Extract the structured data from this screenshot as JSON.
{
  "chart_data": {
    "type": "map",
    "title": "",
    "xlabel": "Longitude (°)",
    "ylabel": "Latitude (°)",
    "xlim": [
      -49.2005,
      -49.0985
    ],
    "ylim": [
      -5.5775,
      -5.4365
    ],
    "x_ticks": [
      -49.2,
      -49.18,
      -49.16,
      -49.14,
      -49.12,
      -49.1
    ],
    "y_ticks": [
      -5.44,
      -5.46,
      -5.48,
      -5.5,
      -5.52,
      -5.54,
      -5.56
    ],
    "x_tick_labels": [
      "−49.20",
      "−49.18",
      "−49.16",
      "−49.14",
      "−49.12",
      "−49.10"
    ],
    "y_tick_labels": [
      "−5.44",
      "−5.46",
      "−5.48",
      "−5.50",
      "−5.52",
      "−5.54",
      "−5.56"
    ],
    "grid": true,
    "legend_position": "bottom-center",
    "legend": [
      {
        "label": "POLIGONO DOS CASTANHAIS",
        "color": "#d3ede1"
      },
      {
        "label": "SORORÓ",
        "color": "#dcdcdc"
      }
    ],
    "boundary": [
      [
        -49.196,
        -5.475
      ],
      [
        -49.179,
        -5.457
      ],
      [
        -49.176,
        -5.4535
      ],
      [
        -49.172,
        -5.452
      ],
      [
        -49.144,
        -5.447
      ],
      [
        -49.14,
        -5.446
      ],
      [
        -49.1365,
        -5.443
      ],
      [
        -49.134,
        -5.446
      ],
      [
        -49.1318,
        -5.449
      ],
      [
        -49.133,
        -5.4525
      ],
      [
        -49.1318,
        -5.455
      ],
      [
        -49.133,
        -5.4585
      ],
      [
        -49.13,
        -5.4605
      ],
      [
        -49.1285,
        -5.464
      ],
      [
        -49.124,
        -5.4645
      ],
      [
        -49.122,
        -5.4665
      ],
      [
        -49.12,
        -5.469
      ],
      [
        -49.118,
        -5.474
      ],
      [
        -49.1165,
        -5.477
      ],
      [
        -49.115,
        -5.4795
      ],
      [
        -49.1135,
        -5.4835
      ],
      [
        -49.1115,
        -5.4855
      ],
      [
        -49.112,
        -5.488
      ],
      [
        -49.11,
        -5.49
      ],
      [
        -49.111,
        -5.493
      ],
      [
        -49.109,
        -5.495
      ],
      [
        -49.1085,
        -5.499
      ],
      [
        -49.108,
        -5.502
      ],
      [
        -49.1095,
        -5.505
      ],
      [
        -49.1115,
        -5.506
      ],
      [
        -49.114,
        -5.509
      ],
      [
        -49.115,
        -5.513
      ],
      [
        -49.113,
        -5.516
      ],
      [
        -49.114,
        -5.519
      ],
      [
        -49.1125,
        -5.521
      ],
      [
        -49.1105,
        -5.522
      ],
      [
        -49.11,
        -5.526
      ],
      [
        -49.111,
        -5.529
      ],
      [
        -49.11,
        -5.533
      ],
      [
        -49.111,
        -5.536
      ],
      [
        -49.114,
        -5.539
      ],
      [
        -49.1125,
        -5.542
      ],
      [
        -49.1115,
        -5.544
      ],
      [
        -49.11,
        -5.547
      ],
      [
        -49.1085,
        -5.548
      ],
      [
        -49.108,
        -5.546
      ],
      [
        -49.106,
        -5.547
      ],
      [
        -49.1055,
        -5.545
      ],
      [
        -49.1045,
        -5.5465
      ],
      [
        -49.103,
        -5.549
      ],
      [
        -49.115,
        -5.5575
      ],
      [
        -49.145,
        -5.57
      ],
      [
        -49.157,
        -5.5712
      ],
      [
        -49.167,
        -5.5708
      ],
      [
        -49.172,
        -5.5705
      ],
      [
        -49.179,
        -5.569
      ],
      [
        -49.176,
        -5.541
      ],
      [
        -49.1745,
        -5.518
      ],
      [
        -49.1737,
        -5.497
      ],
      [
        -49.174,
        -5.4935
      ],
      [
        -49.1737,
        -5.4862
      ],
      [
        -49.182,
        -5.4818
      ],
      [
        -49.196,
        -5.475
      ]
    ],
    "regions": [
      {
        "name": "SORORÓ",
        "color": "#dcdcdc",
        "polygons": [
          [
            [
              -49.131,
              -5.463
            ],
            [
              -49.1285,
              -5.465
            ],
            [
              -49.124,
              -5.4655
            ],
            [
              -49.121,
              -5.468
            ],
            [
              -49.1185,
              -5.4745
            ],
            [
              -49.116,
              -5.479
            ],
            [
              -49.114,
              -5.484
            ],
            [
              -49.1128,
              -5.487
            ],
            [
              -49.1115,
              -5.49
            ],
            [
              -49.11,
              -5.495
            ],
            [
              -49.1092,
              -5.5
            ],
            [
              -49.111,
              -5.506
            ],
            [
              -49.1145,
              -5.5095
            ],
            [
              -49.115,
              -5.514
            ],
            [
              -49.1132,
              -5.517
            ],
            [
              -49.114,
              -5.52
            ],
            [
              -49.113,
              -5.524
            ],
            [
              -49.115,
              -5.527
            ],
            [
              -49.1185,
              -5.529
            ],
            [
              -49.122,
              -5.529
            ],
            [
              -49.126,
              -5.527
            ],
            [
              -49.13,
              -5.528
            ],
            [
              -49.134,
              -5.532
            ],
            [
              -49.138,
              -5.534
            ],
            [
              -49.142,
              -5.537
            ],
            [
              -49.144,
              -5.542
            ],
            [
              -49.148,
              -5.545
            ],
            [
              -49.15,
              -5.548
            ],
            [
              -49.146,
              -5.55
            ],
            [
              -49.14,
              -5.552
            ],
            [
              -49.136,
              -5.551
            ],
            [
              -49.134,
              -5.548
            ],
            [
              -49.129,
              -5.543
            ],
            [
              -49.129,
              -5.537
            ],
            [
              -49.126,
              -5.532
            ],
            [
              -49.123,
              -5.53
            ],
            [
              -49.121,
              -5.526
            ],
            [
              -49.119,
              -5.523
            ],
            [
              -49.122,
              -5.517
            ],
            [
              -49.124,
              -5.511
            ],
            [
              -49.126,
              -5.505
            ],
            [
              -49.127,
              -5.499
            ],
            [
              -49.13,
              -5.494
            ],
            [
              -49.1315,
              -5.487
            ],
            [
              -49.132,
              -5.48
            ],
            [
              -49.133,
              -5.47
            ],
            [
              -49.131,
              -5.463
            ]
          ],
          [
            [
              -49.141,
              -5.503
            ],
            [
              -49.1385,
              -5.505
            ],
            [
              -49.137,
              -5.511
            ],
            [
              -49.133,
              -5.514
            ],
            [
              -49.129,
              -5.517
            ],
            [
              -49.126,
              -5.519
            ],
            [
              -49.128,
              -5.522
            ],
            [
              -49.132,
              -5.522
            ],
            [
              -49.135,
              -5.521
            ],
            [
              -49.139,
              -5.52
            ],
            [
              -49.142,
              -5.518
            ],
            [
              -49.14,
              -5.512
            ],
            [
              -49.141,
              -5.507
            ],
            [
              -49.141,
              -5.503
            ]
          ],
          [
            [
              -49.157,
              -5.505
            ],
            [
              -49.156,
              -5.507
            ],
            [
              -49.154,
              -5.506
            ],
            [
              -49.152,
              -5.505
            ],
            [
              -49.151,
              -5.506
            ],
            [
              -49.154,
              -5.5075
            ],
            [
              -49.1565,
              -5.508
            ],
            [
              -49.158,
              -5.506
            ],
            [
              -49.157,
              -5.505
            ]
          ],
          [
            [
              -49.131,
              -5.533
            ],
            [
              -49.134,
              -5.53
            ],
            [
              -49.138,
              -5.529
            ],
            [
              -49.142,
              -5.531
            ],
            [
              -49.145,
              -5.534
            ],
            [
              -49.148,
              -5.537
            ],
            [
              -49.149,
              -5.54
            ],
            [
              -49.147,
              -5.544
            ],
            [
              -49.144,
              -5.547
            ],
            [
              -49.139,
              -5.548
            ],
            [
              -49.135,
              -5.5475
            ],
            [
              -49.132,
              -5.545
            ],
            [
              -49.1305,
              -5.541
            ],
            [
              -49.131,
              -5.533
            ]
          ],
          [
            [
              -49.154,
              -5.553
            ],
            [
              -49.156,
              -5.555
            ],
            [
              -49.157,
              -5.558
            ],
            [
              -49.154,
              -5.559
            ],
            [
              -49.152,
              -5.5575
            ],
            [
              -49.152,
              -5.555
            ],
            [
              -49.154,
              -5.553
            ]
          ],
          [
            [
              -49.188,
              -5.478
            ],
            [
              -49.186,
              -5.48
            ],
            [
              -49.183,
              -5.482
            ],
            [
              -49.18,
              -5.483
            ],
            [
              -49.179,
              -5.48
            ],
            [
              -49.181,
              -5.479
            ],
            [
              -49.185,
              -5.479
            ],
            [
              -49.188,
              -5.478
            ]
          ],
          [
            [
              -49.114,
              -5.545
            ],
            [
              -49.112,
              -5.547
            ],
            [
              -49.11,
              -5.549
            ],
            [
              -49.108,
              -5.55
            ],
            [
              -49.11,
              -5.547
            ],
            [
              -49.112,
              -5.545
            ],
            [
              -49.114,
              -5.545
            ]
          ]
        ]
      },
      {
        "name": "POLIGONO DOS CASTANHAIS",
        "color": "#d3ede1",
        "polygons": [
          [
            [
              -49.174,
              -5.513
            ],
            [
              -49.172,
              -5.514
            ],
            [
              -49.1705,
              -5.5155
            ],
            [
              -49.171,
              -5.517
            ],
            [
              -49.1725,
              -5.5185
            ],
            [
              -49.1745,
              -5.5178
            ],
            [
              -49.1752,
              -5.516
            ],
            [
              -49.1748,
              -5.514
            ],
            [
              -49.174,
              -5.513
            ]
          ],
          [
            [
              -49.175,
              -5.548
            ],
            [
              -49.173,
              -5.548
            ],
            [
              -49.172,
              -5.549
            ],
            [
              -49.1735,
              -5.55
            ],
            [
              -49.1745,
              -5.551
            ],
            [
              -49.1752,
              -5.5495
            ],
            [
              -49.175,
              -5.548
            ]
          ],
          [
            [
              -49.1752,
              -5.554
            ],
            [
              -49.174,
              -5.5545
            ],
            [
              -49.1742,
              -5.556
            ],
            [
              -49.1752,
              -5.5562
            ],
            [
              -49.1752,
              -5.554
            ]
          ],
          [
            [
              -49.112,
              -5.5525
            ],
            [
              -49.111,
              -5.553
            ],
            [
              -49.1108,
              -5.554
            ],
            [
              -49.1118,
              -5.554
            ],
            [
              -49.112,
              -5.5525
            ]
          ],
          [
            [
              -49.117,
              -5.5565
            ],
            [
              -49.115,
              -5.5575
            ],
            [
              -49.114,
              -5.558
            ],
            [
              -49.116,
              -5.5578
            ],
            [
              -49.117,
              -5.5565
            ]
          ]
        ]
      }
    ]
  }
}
===============
◆ **Instructions to follow**: Only the number is wanted: count the lines of the records that hold the word "CASTANHAIS".

◆ **Solution for this problem**: 2